*GOAL OF THE EXERCISE*
Below are some records. Copy every line in them that holds "MedStar".

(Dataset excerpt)
——
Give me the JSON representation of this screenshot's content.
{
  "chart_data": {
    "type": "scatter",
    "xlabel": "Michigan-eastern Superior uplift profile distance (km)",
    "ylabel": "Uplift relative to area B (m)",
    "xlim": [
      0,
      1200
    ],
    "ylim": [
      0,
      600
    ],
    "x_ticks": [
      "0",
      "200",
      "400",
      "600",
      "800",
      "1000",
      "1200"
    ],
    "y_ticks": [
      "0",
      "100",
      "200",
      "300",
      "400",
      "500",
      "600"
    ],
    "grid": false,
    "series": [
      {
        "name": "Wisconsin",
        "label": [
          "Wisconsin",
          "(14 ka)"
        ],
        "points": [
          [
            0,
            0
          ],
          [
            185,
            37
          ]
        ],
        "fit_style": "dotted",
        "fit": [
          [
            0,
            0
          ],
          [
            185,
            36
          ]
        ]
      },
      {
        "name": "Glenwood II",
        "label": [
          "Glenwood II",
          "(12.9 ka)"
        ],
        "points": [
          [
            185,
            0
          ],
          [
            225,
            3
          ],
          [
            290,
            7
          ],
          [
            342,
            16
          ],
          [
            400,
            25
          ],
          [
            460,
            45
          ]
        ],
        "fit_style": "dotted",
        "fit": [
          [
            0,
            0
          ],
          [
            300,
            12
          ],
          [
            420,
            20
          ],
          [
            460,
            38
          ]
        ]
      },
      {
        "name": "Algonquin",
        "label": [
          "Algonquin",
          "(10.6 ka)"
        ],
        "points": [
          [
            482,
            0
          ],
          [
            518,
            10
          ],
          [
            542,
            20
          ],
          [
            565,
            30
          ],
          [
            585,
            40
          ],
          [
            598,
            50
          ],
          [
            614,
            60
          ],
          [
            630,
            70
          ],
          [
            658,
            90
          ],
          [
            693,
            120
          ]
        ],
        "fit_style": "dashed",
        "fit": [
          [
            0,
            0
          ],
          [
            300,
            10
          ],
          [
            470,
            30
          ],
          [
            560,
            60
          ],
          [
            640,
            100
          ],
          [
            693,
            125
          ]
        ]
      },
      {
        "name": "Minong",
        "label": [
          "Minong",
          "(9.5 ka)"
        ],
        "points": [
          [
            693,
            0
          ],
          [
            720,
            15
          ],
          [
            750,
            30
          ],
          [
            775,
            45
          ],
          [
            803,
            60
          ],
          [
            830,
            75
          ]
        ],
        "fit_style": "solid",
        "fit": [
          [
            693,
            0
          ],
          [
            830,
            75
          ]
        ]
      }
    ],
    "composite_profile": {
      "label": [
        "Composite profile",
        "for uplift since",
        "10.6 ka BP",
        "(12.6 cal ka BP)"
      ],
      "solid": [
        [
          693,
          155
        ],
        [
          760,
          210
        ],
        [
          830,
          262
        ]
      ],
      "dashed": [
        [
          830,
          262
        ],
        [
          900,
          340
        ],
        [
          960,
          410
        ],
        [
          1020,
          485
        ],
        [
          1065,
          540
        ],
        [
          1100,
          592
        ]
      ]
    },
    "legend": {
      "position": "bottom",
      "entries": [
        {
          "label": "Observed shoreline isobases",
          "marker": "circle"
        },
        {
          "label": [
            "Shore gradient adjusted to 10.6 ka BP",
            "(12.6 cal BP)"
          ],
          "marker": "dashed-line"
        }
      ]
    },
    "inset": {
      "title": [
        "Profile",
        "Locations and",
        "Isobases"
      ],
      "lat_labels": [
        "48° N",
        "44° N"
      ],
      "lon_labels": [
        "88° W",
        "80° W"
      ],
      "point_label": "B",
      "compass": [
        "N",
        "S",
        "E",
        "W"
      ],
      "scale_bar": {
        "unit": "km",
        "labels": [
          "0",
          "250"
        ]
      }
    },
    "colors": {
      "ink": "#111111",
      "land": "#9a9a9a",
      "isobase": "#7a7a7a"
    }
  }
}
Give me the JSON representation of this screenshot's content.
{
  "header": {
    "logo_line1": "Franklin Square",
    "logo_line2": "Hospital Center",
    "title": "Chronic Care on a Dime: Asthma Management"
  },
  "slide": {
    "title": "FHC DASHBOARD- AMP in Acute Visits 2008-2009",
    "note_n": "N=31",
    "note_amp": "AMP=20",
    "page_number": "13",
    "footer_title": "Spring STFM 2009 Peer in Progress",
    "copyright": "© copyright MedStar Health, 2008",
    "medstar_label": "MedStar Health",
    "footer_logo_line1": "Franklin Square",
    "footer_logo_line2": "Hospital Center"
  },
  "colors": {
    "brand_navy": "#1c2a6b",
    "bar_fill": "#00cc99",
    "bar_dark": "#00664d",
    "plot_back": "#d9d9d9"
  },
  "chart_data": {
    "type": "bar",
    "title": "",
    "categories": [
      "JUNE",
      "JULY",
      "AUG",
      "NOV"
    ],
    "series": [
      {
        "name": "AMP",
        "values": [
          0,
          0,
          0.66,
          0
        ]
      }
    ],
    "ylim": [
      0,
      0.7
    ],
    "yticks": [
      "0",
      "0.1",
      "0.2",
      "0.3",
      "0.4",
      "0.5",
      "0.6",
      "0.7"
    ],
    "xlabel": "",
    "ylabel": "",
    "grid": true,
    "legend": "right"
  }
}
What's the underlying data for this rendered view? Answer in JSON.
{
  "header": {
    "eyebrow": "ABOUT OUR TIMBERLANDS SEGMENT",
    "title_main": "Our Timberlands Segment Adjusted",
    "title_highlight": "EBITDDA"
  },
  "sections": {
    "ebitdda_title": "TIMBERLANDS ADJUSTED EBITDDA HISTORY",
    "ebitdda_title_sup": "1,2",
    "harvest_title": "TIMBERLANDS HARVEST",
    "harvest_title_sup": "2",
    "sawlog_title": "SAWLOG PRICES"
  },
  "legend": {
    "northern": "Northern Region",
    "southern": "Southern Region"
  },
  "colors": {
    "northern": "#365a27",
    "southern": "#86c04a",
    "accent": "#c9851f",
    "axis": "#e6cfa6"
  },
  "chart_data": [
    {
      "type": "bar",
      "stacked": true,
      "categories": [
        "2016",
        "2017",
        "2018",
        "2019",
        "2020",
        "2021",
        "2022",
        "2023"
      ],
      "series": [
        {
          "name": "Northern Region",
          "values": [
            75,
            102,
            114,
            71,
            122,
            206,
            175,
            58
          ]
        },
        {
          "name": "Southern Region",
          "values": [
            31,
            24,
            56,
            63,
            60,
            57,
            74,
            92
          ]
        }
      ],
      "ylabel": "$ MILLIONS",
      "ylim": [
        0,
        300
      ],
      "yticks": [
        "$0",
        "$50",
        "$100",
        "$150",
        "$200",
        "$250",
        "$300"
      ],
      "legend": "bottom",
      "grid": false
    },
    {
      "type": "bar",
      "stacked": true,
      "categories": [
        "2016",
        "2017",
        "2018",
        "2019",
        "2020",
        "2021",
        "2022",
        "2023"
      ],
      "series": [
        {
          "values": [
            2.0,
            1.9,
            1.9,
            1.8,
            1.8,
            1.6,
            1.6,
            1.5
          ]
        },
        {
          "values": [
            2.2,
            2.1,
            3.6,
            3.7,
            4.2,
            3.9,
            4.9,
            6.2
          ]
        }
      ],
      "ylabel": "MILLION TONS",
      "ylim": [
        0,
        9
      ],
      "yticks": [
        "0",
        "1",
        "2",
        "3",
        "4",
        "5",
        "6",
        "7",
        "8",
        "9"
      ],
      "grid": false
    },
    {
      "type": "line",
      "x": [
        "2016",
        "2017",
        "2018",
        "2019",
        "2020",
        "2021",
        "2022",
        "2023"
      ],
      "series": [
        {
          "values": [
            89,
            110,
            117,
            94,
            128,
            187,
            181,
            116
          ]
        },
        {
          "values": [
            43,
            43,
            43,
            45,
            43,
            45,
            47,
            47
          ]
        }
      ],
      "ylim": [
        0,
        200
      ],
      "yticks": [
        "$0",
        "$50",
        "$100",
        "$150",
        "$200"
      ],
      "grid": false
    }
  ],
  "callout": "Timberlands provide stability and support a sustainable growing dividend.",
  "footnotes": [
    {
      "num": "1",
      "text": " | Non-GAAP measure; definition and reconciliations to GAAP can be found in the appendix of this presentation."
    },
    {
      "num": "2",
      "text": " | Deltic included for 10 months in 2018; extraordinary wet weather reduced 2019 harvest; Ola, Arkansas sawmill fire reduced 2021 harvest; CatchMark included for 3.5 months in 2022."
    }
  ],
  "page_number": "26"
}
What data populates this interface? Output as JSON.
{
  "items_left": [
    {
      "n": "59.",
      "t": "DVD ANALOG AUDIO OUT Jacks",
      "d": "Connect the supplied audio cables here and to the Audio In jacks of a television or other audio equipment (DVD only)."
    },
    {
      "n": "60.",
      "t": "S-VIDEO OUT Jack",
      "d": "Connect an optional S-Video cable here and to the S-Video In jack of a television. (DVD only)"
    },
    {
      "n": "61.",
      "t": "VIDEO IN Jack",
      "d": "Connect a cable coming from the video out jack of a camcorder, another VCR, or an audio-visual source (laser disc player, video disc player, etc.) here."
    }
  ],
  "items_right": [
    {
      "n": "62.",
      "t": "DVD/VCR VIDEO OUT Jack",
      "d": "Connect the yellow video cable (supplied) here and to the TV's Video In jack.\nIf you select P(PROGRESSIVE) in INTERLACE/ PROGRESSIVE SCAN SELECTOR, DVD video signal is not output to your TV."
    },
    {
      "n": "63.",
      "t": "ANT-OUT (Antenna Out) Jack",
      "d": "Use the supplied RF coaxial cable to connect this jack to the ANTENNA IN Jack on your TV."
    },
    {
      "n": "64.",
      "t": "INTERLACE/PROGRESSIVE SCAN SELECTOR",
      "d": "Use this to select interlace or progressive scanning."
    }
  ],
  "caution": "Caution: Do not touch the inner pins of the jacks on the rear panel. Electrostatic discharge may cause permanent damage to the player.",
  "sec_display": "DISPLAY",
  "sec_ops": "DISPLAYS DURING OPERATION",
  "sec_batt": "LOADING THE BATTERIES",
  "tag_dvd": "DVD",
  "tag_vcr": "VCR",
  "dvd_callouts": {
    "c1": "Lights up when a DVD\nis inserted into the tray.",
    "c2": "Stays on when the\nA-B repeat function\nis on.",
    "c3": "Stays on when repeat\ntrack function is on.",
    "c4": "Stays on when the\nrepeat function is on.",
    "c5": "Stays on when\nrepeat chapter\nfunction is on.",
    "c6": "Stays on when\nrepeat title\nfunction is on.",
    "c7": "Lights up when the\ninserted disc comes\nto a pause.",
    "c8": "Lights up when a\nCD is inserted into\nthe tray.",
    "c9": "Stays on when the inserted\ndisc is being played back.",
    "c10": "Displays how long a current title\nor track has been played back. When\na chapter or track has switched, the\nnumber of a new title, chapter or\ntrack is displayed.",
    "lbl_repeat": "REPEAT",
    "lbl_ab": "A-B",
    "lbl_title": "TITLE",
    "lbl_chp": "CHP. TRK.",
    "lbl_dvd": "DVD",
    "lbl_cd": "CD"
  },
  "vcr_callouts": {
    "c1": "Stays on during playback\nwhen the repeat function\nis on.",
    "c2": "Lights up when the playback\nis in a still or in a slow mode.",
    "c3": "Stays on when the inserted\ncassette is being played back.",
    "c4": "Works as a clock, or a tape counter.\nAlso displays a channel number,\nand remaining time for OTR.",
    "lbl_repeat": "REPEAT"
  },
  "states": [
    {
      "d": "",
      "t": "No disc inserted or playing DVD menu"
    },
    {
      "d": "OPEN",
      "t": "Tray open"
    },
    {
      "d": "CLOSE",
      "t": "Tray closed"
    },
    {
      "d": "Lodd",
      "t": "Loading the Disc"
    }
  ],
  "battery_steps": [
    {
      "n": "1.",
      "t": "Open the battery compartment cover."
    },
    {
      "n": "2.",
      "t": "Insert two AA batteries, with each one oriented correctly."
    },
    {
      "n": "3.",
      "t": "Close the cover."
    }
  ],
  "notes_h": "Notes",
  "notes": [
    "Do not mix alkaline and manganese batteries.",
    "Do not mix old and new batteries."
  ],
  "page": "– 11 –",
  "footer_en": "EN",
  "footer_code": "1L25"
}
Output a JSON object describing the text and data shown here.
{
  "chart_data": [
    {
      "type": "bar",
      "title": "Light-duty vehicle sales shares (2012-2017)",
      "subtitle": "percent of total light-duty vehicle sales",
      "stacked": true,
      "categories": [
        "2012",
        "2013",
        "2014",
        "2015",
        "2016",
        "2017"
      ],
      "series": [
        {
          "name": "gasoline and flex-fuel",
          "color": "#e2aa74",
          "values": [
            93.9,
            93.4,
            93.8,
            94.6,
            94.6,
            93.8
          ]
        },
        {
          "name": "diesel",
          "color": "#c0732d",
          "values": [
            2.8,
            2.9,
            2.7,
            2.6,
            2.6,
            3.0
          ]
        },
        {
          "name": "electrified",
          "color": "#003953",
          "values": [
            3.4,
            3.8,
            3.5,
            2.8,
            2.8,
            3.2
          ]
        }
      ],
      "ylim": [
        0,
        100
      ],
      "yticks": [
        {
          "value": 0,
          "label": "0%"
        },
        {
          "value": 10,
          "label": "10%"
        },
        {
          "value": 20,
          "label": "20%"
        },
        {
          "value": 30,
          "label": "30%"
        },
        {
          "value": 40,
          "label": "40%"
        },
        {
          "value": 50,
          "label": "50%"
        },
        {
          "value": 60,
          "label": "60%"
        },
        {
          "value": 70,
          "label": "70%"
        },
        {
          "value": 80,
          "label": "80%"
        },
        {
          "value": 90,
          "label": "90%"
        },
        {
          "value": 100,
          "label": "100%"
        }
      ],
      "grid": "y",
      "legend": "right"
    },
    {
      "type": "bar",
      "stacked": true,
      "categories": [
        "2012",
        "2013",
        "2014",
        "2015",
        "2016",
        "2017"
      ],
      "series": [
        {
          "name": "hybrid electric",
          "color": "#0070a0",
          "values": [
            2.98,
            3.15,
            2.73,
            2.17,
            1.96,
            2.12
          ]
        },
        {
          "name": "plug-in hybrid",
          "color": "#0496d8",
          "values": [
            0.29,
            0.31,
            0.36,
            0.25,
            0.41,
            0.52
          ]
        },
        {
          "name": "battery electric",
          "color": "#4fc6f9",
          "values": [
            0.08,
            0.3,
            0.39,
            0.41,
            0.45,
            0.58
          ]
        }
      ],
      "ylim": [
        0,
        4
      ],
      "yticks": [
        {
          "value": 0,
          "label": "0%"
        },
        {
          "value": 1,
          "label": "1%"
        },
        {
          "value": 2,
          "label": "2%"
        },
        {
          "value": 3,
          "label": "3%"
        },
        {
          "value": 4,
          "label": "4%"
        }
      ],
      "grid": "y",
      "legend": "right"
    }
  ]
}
——
*TASK RESPONSE*
    "copyright": "© copyright MedStar Health, 2008",
    "medstar_label": "MedStar Health",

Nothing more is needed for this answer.